STATED EXERCISE: Extract each line containing the string "active".

-------- MATERIAL PROVIDED

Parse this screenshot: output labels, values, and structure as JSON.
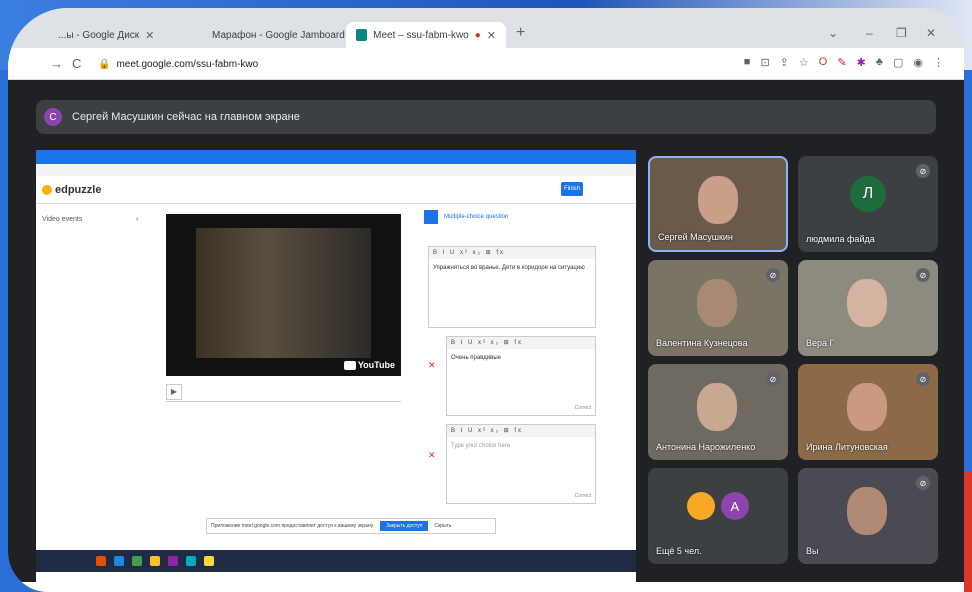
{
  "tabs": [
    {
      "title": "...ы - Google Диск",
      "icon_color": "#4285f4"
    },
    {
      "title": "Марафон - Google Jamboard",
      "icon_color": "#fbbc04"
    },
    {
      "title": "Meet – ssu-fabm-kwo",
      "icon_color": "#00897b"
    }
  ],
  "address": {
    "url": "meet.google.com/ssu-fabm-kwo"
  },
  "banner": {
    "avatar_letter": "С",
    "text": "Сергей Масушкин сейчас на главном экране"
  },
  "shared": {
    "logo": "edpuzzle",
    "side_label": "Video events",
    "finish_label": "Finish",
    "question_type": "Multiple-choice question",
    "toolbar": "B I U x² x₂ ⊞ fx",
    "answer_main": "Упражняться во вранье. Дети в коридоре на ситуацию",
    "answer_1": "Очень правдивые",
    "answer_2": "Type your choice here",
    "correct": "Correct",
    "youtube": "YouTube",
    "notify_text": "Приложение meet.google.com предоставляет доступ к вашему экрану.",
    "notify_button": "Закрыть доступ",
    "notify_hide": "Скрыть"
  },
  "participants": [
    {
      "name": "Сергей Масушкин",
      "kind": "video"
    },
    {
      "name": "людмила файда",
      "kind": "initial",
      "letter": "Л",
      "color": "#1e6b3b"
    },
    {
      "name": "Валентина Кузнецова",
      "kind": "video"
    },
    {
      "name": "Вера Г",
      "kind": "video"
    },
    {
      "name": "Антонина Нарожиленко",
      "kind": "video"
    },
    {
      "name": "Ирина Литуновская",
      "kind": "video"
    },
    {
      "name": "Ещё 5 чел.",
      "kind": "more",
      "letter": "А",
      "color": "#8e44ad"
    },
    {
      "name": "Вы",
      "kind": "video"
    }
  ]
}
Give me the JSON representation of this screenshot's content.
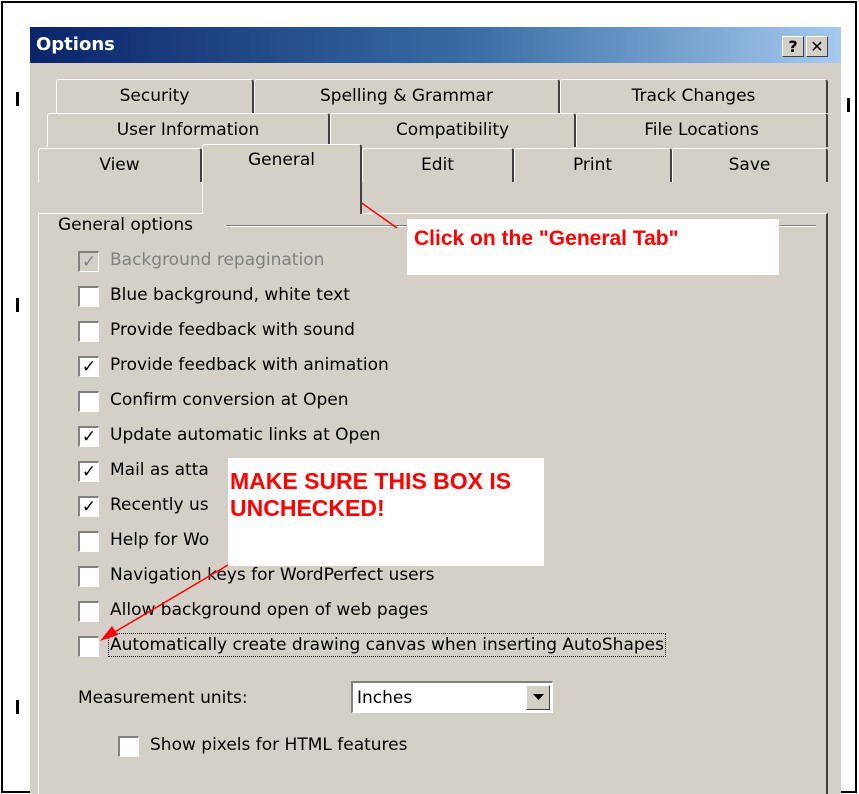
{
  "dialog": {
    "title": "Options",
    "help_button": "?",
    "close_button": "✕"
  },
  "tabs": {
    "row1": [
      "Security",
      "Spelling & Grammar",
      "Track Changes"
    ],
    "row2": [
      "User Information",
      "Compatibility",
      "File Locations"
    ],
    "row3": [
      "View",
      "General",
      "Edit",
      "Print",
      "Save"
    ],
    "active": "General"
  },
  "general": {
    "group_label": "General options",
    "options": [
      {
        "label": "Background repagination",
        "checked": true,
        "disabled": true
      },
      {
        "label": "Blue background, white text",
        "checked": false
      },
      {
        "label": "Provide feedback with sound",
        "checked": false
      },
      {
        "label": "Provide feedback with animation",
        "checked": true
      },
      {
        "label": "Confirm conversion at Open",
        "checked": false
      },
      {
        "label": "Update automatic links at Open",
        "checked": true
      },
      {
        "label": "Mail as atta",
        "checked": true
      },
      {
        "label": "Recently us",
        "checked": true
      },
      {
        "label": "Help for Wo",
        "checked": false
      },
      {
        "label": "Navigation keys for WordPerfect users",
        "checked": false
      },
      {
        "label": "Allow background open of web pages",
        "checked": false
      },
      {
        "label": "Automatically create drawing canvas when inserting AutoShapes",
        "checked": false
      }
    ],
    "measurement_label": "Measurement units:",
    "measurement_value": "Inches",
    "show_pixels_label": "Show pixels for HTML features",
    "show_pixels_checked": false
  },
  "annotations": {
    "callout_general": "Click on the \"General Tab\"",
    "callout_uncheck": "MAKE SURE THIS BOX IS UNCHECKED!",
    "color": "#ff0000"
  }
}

----------------
-------- MATERIAL PROVIDED

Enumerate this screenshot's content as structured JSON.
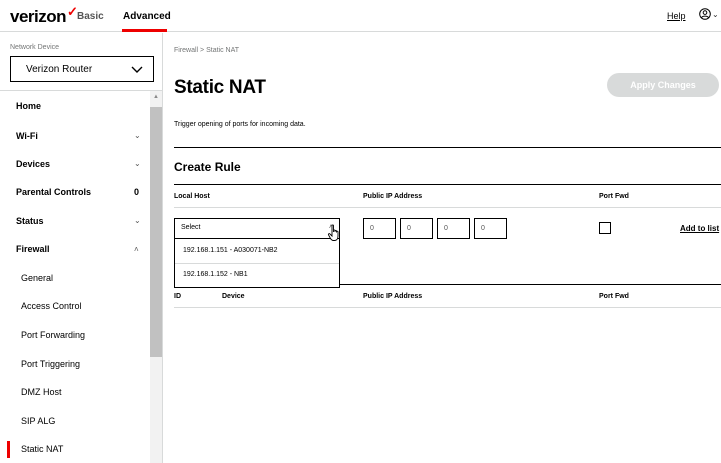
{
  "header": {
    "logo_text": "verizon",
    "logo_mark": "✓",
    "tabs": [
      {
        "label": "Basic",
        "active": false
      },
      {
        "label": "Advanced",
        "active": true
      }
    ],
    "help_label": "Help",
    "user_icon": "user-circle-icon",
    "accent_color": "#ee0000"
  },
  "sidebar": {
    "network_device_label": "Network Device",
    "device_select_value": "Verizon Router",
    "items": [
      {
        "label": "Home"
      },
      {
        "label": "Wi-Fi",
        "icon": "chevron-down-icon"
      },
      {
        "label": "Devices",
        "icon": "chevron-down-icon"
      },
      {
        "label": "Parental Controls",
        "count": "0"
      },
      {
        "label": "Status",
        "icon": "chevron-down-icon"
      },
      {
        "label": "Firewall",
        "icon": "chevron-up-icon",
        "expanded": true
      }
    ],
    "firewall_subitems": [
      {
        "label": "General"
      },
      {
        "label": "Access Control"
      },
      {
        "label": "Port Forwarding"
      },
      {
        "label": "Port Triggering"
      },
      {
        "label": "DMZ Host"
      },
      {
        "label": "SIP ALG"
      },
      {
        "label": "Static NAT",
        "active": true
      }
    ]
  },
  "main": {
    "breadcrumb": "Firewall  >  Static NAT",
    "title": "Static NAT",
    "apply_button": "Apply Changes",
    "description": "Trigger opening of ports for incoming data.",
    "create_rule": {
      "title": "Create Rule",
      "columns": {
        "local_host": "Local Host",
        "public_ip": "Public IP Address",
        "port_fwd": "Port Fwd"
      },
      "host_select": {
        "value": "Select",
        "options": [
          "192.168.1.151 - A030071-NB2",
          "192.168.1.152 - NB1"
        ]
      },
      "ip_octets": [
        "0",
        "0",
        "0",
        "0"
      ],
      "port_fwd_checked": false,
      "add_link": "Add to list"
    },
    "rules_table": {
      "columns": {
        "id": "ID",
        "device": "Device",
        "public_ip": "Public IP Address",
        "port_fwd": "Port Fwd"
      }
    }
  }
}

----------------

OUTPUT FOR THIS TASK:
    "active": "General"
        "active": false
        "active": true
        "active": true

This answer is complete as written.